AIM:
Each record needs to be echoed exactly; can you do that?

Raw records

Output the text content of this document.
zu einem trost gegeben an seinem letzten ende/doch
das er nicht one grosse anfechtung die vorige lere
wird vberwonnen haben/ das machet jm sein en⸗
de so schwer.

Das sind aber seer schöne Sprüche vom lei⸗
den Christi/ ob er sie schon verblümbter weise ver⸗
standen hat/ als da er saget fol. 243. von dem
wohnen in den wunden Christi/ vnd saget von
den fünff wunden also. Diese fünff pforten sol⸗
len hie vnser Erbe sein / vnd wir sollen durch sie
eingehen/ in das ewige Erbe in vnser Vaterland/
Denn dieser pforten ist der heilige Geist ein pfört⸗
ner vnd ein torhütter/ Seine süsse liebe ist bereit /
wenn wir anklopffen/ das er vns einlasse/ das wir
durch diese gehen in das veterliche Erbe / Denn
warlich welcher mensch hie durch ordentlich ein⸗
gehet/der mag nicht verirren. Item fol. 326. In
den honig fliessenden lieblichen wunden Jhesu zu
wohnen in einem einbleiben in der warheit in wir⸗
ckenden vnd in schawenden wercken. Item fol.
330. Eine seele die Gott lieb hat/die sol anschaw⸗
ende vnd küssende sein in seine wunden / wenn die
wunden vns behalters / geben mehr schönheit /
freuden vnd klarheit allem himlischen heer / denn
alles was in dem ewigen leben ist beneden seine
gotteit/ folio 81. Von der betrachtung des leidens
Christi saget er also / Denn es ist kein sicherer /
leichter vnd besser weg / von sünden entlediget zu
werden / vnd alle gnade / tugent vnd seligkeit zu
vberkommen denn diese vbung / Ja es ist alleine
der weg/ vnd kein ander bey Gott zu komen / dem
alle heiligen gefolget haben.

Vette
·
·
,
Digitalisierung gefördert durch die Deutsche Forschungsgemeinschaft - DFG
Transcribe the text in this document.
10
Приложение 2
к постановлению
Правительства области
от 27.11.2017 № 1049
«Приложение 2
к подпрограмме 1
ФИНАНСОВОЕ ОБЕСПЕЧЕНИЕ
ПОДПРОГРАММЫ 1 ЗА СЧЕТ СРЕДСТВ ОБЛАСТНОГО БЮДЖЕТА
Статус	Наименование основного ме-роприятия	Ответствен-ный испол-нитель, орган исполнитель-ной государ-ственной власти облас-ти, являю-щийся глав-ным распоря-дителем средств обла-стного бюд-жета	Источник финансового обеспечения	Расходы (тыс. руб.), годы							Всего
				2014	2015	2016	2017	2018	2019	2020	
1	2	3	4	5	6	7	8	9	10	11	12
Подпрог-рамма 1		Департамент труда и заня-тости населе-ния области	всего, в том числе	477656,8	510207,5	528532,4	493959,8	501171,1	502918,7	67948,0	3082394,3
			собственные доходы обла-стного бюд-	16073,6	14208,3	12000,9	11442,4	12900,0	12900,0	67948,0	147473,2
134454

EXPECTED ANSWER:
Output the text content of this document.
zu einem trost gegeben an seinem letzten ende/doch
das er nicht one grosse anfechtung die vorige lere
wird vberwonnen haben/ das machet jm sein en⸗
de so schwer.

Das sind aber seer schöne Sprüche vom lei⸗
den Christi/ ob er sie schon verblümbter weise ver⸗
standen hat/ als da er saget fol. 243. von dem
wohnen in den wunden Christi/ vnd saget von
den fünff wunden also. Diese fünff pforten sol⸗
len hie vnser Erbe sein / vnd wir sollen durch sie
eingehen/ in das ewige Erbe in vnser Vaterland/
Denn dieser pforten ist der heilige Geist ein pfört⸗
ner vnd ein torhütter/ Seine süsse liebe ist bereit /
wenn wir anklopffen/ das er vns einlasse/ das wir
durch diese gehen in das veterliche Erbe / Denn
warlich welcher mensch hie durch ordentlich ein⸗
gehet/der mag nicht verirren. Item fol. 326. In
den honig fliessenden lieblichen wunden Jhesu zu
wohnen in einem einbleiben in der warheit in wir⸗
ckenden vnd in schawenden wercken. Item fol.
330. Eine seele die Gott lieb hat/die sol anschaw⸗
ende vnd küssende sein in seine wunden / wenn die
wunden vns behalters / geben mehr schönheit /
freuden vnd klarheit allem himlischen heer / denn
alles was in dem ewigen leben ist beneden seine
gotteit/ folio 81. Von der betrachtung des leidens
Christi saget er also / Denn es ist kein sicherer /
leichter vnd besser weg / von sünden entlediget zu
werden / vnd alle gnade / tugent vnd seligkeit zu
vberkommen denn diese vbung / Ja es ist alleine
der weg/ vnd kein ander bey Gott zu komen / dem
alle heiligen gefolget haben.

Vette
·
·
,
Digitalisierung gefördert durch die Deutsche Forschungsgemeinschaft - DFG
Transcribe the text in this document.
10
Приложение 2
к постановлению
Правительства области
от 27.11.2017 № 1049
«Приложение 2
к подпрограмме 1
ФИНАНСОВОЕ ОБЕСПЕЧЕНИЕ
ПОДПРОГРАММЫ 1 ЗА СЧЕТ СРЕДСТВ ОБЛАСТНОГО БЮДЖЕТА
Статус	Наименование основного ме-роприятия	Ответствен-ный испол-нитель, орган исполнитель-ной государ-ственной власти облас-ти, являю-щийся глав-ным распоря-дителем средств обла-стного бюд-жета	Источник финансового обеспечения	Расходы (тыс. руб.), годы							Всего
				2014	2015	2016	2017	2018	2019	2020	
1	2	3	4	5	6	7	8	9	10	11	12
Подпрог-рамма 1		Департамент труда и заня-тости населе-ния области	всего, в том числе	477656,8	510207,5	528532,4	493959,8	501171,1	502918,7	67948,0	3082394,3
			собственные доходы обла-стного бюд-	16073,6	14208,3	12000,9	11442,4	12900,0	12900,0	67948,0	147473,2
134454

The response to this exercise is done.